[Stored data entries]
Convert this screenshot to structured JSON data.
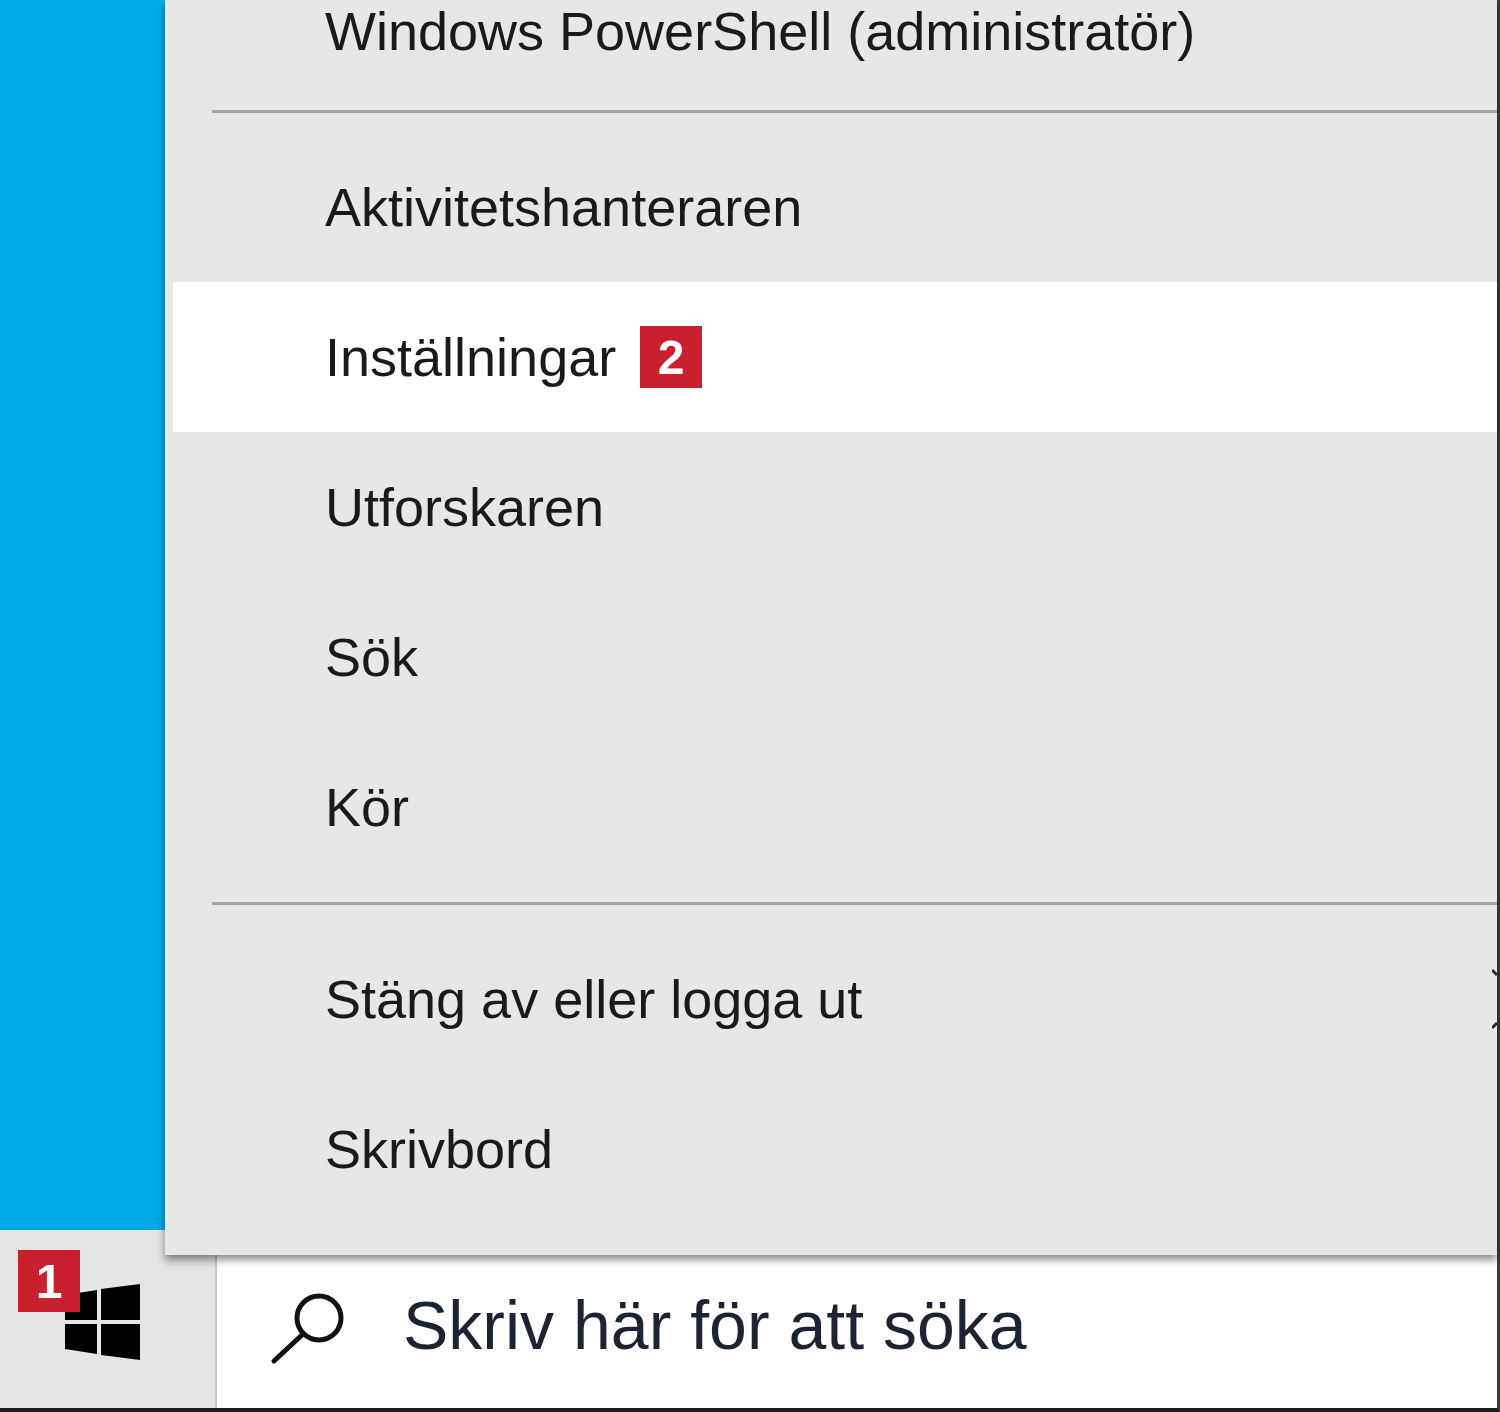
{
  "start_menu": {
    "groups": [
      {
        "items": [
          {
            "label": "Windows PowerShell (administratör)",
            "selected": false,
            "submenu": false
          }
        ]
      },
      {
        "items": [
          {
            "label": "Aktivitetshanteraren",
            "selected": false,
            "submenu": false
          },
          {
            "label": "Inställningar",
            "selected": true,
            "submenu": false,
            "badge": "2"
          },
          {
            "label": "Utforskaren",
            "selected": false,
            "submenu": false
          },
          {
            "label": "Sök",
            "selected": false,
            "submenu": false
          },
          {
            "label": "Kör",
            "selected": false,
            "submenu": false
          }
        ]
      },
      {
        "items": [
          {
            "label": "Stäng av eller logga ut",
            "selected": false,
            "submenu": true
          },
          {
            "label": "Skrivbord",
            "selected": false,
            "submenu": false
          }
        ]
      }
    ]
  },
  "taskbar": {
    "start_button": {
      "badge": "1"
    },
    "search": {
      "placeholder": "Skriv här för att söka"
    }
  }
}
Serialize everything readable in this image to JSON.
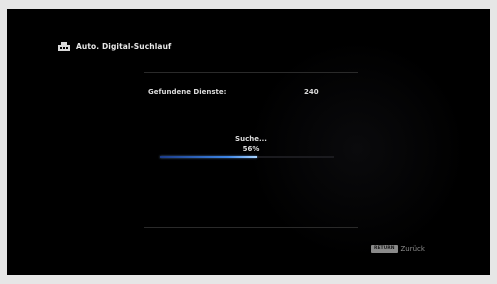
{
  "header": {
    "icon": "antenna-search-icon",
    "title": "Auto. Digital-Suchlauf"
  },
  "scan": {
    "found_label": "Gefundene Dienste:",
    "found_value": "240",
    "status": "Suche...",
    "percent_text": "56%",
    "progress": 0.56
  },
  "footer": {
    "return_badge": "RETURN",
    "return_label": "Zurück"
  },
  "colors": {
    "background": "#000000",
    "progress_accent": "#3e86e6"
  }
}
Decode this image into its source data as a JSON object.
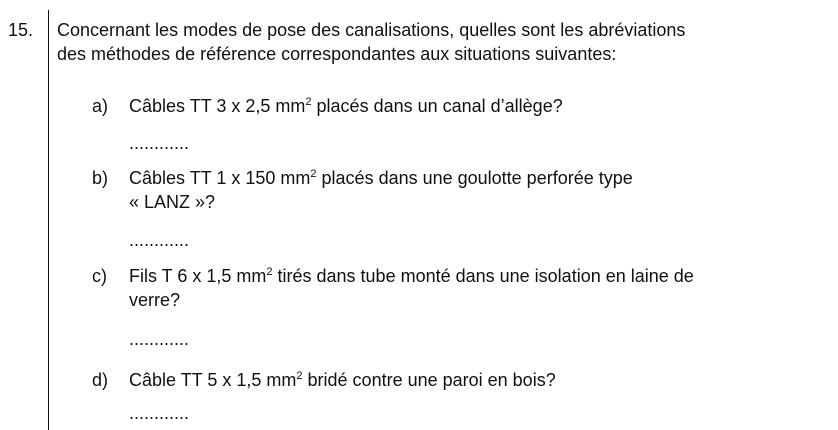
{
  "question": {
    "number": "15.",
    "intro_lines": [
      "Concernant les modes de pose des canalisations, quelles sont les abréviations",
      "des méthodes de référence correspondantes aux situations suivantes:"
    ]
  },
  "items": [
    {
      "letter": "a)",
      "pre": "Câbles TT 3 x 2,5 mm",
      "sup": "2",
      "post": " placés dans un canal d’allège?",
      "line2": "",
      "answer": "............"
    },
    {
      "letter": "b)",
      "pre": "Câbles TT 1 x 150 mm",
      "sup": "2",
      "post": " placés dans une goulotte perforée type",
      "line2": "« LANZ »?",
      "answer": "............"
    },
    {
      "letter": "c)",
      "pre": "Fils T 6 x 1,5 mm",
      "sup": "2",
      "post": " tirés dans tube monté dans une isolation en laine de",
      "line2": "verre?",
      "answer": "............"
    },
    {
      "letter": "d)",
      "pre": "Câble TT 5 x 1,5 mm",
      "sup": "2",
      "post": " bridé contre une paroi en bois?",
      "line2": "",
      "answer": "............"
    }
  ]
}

## Task goal
Using the material above, retype each entry exactly and omit the pictures.

## Output for this task
Convert this screenshot to structured JSON data.
{
  "start_menu": {
    "groups": [
      {
        "items": [
          {
            "label": "Windows PowerShell (administratör)",
            "selected": false,
            "submenu": false
          }
        ]
      },
      {
        "items": [
          {
            "label": "Aktivitetshanteraren",
            "selected": false,
            "submenu": false
          },
          {
            "label": "Inställningar",
            "selected": true,
            "submenu": false,
            "badge": "2"
          },
          {
            "label": "Utforskaren",
            "selected": false,
            "submenu": false
          },
          {
            "label": "Sök",
            "selected": false,
            "submenu": false
          },
          {
            "label": "Kör",
            "selected": false,
            "submenu": false
          }
        ]
      },
      {
        "items": [
          {
            "label": "Stäng av eller logga ut",
            "selected": false,
            "submenu": true
          },
          {
            "label": "Skrivbord",
            "selected": false,
            "submenu": false
          }
        ]
      }
    ]
  },
  "taskbar": {
    "start_button": {
      "badge": "1"
    },
    "search": {
      "placeholder": "Skriv här för att söka"
    }
  }
}
Serialize everything readable in this image to JSON.
{
  "header": {
    "icon": "antenna-search-icon",
    "title": "Auto. Digital-Suchlauf"
  },
  "scan": {
    "found_label": "Gefundene Dienste:",
    "found_value": "240",
    "status": "Suche...",
    "percent_text": "56%",
    "progress": 0.56
  },
  "footer": {
    "return_badge": "RETURN",
    "return_label": "Zurück"
  },
  "colors": {
    "background": "#000000",
    "progress_accent": "#3e86e6"
  }
}
Decode this image into its source data as a JSON object.
{
  "question": {
    "number": "15.",
    "intro_lines": [
      "Concernant les modes de pose des canalisations, quelles sont les abréviations",
      "des méthodes de référence correspondantes aux situations suivantes:"
    ]
  },
  "items": [
    {
      "letter": "a)",
      "pre": "Câbles TT 3 x 2,5 mm",
      "sup": "2",
      "post": " placés dans un canal d’allège?",
      "line2": "",
      "answer": "............"
    },
    {
      "letter": "b)",
      "pre": "Câbles TT 1 x 150 mm",
      "sup": "2",
      "post": " placés dans une goulotte perforée type",
      "line2": "« LANZ »?",
      "answer": "............"
    },
    {
      "letter": "c)",
      "pre": "Fils T 6 x 1,5 mm",
      "sup": "2",
      "post": " tirés dans tube monté dans une isolation en laine de",
      "line2": "verre?",
      "answer": "............"
    },
    {
      "letter": "d)",
      "pre": "Câble TT 5 x 1,5 mm",
      "sup": "2",
      "post": " bridé contre une paroi en bois?",
      "line2": "",
      "answer": "............"
    }
  ]
}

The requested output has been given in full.